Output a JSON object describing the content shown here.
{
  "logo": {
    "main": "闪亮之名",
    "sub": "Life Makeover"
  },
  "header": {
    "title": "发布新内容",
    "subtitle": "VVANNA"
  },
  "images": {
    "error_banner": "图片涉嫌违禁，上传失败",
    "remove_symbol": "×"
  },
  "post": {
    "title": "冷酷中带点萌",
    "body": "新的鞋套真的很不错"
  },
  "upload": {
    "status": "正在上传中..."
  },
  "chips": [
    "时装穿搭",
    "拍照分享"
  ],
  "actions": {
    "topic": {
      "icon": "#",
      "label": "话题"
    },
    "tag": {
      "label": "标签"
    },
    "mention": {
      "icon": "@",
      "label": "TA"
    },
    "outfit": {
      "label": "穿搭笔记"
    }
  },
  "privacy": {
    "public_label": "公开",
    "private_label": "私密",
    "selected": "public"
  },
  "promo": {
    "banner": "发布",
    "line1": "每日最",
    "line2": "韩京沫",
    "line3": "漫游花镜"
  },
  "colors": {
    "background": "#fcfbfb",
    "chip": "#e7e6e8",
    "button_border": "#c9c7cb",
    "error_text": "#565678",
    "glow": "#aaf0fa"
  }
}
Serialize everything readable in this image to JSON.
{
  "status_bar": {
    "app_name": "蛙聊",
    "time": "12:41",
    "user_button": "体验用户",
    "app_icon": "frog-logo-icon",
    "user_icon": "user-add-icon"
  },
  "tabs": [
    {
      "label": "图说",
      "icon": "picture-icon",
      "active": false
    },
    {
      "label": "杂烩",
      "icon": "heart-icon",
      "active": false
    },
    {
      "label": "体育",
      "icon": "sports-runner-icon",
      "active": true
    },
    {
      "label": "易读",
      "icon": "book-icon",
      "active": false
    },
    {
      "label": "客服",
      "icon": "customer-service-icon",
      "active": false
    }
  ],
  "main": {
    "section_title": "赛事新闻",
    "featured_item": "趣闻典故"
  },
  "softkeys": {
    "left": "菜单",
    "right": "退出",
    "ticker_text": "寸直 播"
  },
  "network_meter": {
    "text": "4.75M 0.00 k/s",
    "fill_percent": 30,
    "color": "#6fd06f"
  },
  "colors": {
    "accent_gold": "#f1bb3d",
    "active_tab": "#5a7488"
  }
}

** Work instructions **
Work out how many lines of the material above contain the word "JSON", then give only that figure.

** Final answer **
2